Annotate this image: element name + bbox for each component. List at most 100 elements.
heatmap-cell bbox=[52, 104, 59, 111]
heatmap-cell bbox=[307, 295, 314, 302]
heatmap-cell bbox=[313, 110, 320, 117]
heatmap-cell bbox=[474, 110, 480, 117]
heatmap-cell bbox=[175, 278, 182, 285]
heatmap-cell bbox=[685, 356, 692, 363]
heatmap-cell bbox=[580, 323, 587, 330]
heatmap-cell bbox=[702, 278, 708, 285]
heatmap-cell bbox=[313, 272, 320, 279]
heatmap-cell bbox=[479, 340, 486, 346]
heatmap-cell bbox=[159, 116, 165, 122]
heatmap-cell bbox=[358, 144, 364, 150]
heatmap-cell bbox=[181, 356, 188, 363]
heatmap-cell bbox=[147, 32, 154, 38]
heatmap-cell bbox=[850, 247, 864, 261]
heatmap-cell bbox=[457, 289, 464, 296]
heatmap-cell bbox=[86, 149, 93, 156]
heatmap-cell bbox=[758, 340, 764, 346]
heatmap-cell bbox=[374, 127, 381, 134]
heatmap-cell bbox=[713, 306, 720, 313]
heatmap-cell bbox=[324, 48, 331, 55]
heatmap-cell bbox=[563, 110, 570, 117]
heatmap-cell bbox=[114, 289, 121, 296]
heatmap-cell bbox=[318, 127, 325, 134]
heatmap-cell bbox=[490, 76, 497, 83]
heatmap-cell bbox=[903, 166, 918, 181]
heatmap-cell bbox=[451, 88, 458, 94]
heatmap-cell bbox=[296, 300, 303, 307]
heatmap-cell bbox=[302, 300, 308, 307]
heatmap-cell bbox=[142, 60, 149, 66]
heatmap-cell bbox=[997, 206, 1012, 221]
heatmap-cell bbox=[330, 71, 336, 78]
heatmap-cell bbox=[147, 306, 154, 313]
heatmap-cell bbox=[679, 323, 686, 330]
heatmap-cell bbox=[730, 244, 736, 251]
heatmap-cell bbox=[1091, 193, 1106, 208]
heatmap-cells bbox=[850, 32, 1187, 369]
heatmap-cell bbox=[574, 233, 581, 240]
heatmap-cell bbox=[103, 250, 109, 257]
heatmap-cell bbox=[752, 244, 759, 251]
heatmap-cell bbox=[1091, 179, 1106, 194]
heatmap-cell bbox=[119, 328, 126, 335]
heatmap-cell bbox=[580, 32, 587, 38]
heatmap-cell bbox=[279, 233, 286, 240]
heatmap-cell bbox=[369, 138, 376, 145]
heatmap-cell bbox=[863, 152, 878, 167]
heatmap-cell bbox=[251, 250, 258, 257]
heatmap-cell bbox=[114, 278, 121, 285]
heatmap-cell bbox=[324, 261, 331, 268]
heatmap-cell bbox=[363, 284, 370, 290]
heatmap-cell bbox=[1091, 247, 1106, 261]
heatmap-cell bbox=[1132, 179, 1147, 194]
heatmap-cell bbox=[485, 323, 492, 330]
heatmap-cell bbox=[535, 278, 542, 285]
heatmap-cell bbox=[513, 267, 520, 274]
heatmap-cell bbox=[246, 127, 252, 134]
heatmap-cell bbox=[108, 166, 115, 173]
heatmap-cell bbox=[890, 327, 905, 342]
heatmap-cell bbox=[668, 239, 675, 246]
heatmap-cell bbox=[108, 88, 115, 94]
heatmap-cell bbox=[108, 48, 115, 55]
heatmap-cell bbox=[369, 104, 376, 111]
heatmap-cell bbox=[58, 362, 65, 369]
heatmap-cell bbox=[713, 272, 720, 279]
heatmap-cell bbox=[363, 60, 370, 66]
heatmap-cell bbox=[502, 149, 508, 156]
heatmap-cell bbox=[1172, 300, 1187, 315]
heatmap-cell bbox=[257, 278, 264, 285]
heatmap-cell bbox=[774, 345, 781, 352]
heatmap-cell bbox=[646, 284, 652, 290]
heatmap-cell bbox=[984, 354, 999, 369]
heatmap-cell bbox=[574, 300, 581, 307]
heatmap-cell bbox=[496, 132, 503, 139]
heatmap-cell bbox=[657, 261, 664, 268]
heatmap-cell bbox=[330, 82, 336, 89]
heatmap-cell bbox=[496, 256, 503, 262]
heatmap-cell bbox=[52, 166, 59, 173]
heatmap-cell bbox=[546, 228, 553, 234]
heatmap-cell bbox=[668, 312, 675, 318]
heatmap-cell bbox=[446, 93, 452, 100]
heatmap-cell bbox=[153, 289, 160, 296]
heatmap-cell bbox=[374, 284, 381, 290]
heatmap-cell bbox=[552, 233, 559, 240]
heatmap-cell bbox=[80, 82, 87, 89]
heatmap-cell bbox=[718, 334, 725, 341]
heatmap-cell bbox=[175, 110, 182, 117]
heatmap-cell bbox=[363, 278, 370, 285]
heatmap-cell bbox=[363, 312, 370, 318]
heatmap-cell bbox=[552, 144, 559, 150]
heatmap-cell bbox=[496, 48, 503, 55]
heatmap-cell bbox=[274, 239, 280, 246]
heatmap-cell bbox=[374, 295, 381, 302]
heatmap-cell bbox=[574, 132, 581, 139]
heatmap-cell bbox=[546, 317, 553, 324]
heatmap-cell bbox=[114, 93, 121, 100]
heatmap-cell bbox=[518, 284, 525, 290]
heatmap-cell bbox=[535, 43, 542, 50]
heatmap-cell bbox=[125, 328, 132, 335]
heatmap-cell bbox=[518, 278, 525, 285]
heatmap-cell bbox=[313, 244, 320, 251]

- **书面要求**: 修改以上全部记录：将其中的“heatmap-cells”替换为“heatmap-grid”，其余内容保持不变，并完整写出修改后的记录。

- **本题解答**:
Annotate this image: element name + bbox for each component. List at most 100 elements.
heatmap-cell bbox=[52, 104, 59, 111]
heatmap-cell bbox=[307, 295, 314, 302]
heatmap-cell bbox=[313, 110, 320, 117]
heatmap-cell bbox=[474, 110, 480, 117]
heatmap-cell bbox=[175, 278, 182, 285]
heatmap-cell bbox=[685, 356, 692, 363]
heatmap-cell bbox=[580, 323, 587, 330]
heatmap-cell bbox=[702, 278, 708, 285]
heatmap-cell bbox=[313, 272, 320, 279]
heatmap-cell bbox=[479, 340, 486, 346]
heatmap-cell bbox=[159, 116, 165, 122]
heatmap-cell bbox=[358, 144, 364, 150]
heatmap-cell bbox=[181, 356, 188, 363]
heatmap-cell bbox=[147, 32, 154, 38]
heatmap-cell bbox=[850, 247, 864, 261]
heatmap-cell bbox=[457, 289, 464, 296]
heatmap-cell bbox=[86, 149, 93, 156]
heatmap-cell bbox=[758, 340, 764, 346]
heatmap-cell bbox=[374, 127, 381, 134]
heatmap-cell bbox=[713, 306, 720, 313]
heatmap-cell bbox=[324, 48, 331, 55]
heatmap-cell bbox=[563, 110, 570, 117]
heatmap-cell bbox=[114, 289, 121, 296]
heatmap-cell bbox=[318, 127, 325, 134]
heatmap-cell bbox=[490, 76, 497, 83]
heatmap-cell bbox=[903, 166, 918, 181]
heatmap-cell bbox=[451, 88, 458, 94]
heatmap-cell bbox=[296, 300, 303, 307]
heatmap-cell bbox=[302, 300, 308, 307]
heatmap-cell bbox=[142, 60, 149, 66]
heatmap-cell bbox=[997, 206, 1012, 221]
heatmap-cell bbox=[330, 71, 336, 78]
heatmap-cell bbox=[147, 306, 154, 313]
heatmap-cell bbox=[679, 323, 686, 330]
heatmap-cell bbox=[730, 244, 736, 251]
heatmap-cell bbox=[1091, 193, 1106, 208]
heatmap-grid bbox=[850, 32, 1187, 369]
heatmap-cell bbox=[574, 233, 581, 240]
heatmap-cell bbox=[103, 250, 109, 257]
heatmap-cell bbox=[752, 244, 759, 251]
heatmap-cell bbox=[1091, 179, 1106, 194]
heatmap-cell bbox=[119, 328, 126, 335]
heatmap-cell bbox=[580, 32, 587, 38]
heatmap-cell bbox=[279, 233, 286, 240]
heatmap-cell bbox=[369, 138, 376, 145]
heatmap-cell bbox=[863, 152, 878, 167]
heatmap-cell bbox=[251, 250, 258, 257]
heatmap-cell bbox=[114, 278, 121, 285]
heatmap-cell bbox=[324, 261, 331, 268]
heatmap-cell bbox=[363, 284, 370, 290]
heatmap-cell bbox=[1091, 247, 1106, 261]
heatmap-cell bbox=[1132, 179, 1147, 194]
heatmap-cell bbox=[485, 323, 492, 330]
heatmap-cell bbox=[535, 278, 542, 285]
heatmap-cell bbox=[513, 267, 520, 274]
heatmap-cell bbox=[246, 127, 252, 134]
heatmap-cell bbox=[108, 166, 115, 173]
heatmap-cell bbox=[890, 327, 905, 342]
heatmap-cell bbox=[668, 239, 675, 246]
heatmap-cell bbox=[108, 88, 115, 94]
heatmap-cell bbox=[108, 48, 115, 55]
heatmap-cell bbox=[369, 104, 376, 111]
heatmap-cell bbox=[58, 362, 65, 369]
heatmap-cell bbox=[713, 272, 720, 279]
heatmap-cell bbox=[363, 60, 370, 66]
heatmap-cell bbox=[502, 149, 508, 156]
heatmap-cell bbox=[1172, 300, 1187, 315]
heatmap-cell bbox=[257, 278, 264, 285]
heatmap-cell bbox=[774, 345, 781, 352]
heatmap-cell bbox=[646, 284, 652, 290]
heatmap-cell bbox=[984, 354, 999, 369]
heatmap-cell bbox=[574, 300, 581, 307]
heatmap-cell bbox=[496, 132, 503, 139]
heatmap-cell bbox=[657, 261, 664, 268]
heatmap-cell bbox=[330, 82, 336, 89]
heatmap-cell bbox=[496, 256, 503, 262]
heatmap-cell bbox=[52, 166, 59, 173]
heatmap-cell bbox=[546, 228, 553, 234]
heatmap-cell bbox=[668, 312, 675, 318]
heatmap-cell bbox=[446, 93, 452, 100]
heatmap-cell bbox=[153, 289, 160, 296]
heatmap-cell bbox=[374, 284, 381, 290]
heatmap-cell bbox=[552, 233, 559, 240]
heatmap-cell bbox=[80, 82, 87, 89]
heatmap-cell bbox=[718, 334, 725, 341]
heatmap-cell bbox=[175, 110, 182, 117]
heatmap-cell bbox=[363, 278, 370, 285]
heatmap-cell bbox=[363, 312, 370, 318]
heatmap-cell bbox=[552, 144, 559, 150]
heatmap-cell bbox=[496, 48, 503, 55]
heatmap-cell bbox=[274, 239, 280, 246]
heatmap-cell bbox=[374, 295, 381, 302]
heatmap-cell bbox=[574, 132, 581, 139]
heatmap-cell bbox=[546, 317, 553, 324]
heatmap-cell bbox=[114, 93, 121, 100]
heatmap-cell bbox=[518, 284, 525, 290]
heatmap-cell bbox=[535, 43, 542, 50]
heatmap-cell bbox=[125, 328, 132, 335]
heatmap-cell bbox=[518, 278, 525, 285]
heatmap-cell bbox=[313, 244, 320, 251]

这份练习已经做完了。